§ **What is asked**:
Look for the string "about" in every line, and copy each line that has it.

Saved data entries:
▽

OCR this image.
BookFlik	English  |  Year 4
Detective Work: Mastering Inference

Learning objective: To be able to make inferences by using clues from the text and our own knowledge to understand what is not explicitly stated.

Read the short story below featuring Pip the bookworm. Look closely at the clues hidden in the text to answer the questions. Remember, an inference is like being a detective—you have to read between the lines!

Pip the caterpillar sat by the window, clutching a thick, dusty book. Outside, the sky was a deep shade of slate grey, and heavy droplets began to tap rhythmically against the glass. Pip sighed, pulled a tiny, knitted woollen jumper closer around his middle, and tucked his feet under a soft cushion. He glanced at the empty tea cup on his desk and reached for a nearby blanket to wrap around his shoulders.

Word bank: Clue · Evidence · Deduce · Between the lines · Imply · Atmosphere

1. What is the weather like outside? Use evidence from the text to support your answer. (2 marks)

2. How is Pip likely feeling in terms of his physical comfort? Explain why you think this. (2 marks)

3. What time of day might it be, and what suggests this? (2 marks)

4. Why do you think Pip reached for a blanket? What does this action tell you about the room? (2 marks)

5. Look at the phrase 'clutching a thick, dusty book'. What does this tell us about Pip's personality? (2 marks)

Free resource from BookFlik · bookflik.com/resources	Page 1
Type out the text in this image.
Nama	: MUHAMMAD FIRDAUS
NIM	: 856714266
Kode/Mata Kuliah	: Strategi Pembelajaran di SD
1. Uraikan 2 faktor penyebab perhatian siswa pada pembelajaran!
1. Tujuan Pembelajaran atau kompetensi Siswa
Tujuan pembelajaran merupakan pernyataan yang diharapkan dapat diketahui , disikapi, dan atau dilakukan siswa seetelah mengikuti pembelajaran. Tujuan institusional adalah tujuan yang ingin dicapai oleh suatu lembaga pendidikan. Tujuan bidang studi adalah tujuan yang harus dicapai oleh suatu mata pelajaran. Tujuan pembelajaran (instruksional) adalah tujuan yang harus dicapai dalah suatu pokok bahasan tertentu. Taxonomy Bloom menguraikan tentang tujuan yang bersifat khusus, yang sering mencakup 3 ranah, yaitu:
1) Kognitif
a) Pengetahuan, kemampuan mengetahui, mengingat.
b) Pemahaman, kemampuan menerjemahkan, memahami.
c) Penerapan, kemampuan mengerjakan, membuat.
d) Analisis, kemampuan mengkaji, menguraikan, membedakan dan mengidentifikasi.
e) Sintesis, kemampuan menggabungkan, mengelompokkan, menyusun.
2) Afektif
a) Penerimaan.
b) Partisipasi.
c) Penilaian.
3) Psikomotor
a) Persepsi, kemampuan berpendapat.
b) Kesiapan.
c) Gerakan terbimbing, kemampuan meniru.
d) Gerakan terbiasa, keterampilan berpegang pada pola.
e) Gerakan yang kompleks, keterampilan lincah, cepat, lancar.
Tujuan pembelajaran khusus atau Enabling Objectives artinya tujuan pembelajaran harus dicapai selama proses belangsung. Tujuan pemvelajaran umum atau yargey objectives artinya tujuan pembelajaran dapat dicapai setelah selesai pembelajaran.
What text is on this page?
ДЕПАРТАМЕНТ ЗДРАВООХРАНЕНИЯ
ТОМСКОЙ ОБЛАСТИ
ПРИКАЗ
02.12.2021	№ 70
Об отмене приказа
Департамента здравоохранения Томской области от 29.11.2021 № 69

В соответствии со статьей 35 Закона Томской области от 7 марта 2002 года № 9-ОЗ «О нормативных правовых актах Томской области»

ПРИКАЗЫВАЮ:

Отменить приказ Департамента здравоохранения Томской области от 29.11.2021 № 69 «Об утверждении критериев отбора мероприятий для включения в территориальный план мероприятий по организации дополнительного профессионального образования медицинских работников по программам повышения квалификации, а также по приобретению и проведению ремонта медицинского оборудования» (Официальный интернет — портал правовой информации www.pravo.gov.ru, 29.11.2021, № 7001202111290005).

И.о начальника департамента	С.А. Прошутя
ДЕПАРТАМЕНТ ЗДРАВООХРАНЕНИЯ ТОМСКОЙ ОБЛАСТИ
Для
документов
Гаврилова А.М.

△

§ **Result of this exercise**:
4. Why do you think Pip reached for a blanket? What does this action tell you about the room? (2 marks)
5. Look at the phrase 'clutching a thick, dusty book'. What does this tell us about Pip's personality? (2 marks)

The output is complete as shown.